PROBLEM DETAILS
All entries should be output exactly as they stand.

RECORDS FOR THE TASK
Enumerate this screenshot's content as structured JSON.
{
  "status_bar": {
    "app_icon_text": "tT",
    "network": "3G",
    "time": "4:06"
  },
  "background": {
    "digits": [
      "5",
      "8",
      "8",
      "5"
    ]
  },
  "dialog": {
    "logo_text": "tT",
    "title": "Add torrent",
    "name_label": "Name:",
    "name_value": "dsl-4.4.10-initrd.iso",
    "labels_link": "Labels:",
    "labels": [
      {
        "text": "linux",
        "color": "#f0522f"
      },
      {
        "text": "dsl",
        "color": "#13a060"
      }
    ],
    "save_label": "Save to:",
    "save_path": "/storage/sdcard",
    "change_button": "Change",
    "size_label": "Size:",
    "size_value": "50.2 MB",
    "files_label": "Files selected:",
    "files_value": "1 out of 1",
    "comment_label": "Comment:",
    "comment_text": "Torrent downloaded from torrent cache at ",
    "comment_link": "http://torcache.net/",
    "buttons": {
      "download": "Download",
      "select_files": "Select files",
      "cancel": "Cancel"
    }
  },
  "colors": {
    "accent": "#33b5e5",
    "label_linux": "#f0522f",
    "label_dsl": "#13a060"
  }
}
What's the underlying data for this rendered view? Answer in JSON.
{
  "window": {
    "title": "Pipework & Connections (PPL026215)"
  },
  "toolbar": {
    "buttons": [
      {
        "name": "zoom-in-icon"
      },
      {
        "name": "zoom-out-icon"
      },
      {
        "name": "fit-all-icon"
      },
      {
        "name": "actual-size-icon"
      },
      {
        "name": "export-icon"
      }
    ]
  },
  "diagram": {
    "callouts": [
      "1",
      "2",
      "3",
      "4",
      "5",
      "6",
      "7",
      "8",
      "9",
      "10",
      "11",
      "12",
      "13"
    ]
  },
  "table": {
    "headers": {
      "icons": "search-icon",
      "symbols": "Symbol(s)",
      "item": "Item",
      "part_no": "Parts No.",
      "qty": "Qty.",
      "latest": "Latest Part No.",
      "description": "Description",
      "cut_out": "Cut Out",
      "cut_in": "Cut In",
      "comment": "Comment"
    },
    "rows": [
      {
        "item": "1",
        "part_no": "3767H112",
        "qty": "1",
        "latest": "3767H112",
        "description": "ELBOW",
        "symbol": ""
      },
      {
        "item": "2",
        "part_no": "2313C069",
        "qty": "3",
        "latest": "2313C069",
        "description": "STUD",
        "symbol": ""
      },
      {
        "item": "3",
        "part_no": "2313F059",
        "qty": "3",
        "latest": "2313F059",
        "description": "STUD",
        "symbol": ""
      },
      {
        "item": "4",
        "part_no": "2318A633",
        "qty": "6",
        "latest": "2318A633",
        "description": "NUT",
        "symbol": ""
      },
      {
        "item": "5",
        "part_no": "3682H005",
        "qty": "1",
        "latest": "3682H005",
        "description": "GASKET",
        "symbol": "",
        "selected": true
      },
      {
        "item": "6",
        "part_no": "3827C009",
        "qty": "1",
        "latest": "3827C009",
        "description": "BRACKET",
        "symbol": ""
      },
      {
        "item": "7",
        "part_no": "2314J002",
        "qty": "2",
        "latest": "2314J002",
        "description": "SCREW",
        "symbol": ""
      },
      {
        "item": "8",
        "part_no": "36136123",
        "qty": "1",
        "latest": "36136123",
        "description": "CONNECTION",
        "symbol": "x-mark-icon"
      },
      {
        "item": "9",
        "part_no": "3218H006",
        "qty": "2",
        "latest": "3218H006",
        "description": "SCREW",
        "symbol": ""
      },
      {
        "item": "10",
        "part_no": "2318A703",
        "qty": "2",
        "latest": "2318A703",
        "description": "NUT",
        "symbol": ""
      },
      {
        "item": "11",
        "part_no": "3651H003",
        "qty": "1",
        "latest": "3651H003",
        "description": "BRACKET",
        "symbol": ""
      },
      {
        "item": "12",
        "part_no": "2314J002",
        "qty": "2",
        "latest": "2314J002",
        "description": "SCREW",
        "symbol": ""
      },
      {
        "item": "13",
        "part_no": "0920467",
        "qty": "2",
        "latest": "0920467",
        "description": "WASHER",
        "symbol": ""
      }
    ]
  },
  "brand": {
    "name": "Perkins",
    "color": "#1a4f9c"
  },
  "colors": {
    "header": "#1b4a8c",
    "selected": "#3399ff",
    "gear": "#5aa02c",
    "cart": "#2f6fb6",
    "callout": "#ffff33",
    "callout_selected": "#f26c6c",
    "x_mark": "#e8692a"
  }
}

REPLY TO THE EXERCISE
Enumerate this screenshot's content as structured JSON.
{
  "status_bar": {
    "app_icon_text": "tT",
    "network": "3G",
    "time": "4:06"
  },
  "background": {
    "digits": [
      "5",
      "8",
      "8",
      "5"
    ]
  },
  "dialog": {
    "logo_text": "tT",
    "title": "Add torrent",
    "name_label": "Name:",
    "name_value": "dsl-4.4.10-initrd.iso",
    "labels_link": "Labels:",
    "labels": [
      {
        "text": "linux",
        "color": "#f0522f"
      },
      {
        "text": "dsl",
        "color": "#13a060"
      }
    ],
    "save_label": "Save to:",
    "save_path": "/storage/sdcard",
    "change_button": "Change",
    "size_label": "Size:",
    "size_value": "50.2 MB",
    "files_label": "Files selected:",
    "files_value": "1 out of 1",
    "comment_label": "Comment:",
    "comment_text": "Torrent downloaded from torrent cache at ",
    "comment_link": "http://torcache.net/",
    "buttons": {
      "download": "Download",
      "select_files": "Select files",
      "cancel": "Cancel"
    }
  },
  "colors": {
    "accent": "#33b5e5",
    "label_linux": "#f0522f",
    "label_dsl": "#13a060"
  }
}
What's the underlying data for this rendered view? Answer in JSON.
{
  "window": {
    "title": "Pipework & Connections (PPL026215)"
  },
  "toolbar": {
    "buttons": [
      {
        "name": "zoom-in-icon"
      },
      {
        "name": "zoom-out-icon"
      },
      {
        "name": "fit-all-icon"
      },
      {
        "name": "actual-size-icon"
      },
      {
        "name": "export-icon"
      }
    ]
  },
  "diagram": {
    "callouts": [
      "1",
      "2",
      "3",
      "4",
      "5",
      "6",
      "7",
      "8",
      "9",
      "10",
      "11",
      "12",
      "13"
    ]
  },
  "table": {
    "headers": {
      "icons": "search-icon",
      "symbols": "Symbol(s)",
      "item": "Item",
      "part_no": "Parts No.",
      "qty": "Qty.",
      "latest": "Latest Part No.",
      "description": "Description",
      "cut_out": "Cut Out",
      "cut_in": "Cut In",
      "comment": "Comment"
    },
    "rows": [
      {
        "item": "1",
        "part_no": "3767H112",
        "qty": "1",
        "latest": "3767H112",
        "description": "ELBOW",
        "symbol": ""
      },
      {
        "item": "2",
        "part_no": "2313C069",
        "qty": "3",
        "latest": "2313C069",
        "description": "STUD",
        "symbol": ""
      },
      {
        "item": "3",
        "part_no": "2313F059",
        "qty": "3",
        "latest": "2313F059",
        "description": "STUD",
        "symbol": ""
      },
      {
        "item": "4",
        "part_no": "2318A633",
        "qty": "6",
        "latest": "2318A633",
        "description": "NUT",
        "symbol": ""
      },
      {
        "item": "5",
        "part_no": "3682H005",
        "qty": "1",
        "latest": "3682H005",
        "description": "GASKET",
        "symbol": "",
        "selected": true
      },
      {
        "item": "6",
        "part_no": "3827C009",
        "qty": "1",
        "latest": "3827C009",
        "description": "BRACKET",
        "symbol": ""
      },
      {
        "item": "7",
        "part_no": "2314J002",
        "qty": "2",
        "latest": "2314J002",
        "description": "SCREW",
        "symbol": ""
      },
      {
        "item": "8",
        "part_no": "36136123",
        "qty": "1",
        "latest": "36136123",
        "description": "CONNECTION",
        "symbol": "x-mark-icon"
      },
      {
        "item": "9",
        "part_no": "3218H006",
        "qty": "2",
        "latest": "3218H006",
        "description": "SCREW",
        "symbol": ""
      },
      {
        "item": "10",
        "part_no": "2318A703",
        "qty": "2",
        "latest": "2318A703",
        "description": "NUT",
        "symbol": ""
      },
      {
        "item": "11",
        "part_no": "3651H003",
        "qty": "1",
        "latest": "3651H003",
        "description": "BRACKET",
        "symbol": ""
      },
      {
        "item": "12",
        "part_no": "2314J002",
        "qty": "2",
        "latest": "2314J002",
        "description": "SCREW",
        "symbol": ""
      },
      {
        "item": "13",
        "part_no": "0920467",
        "qty": "2",
        "latest": "0920467",
        "description": "WASHER",
        "symbol": ""
      }
    ]
  },
  "brand": {
    "name": "Perkins",
    "color": "#1a4f9c"
  },
  "colors": {
    "header": "#1b4a8c",
    "selected": "#3399ff",
    "gear": "#5aa02c",
    "cart": "#2f6fb6",
    "callout": "#ffff33",
    "callout_selected": "#f26c6c",
    "x_mark": "#e8692a"
  }
}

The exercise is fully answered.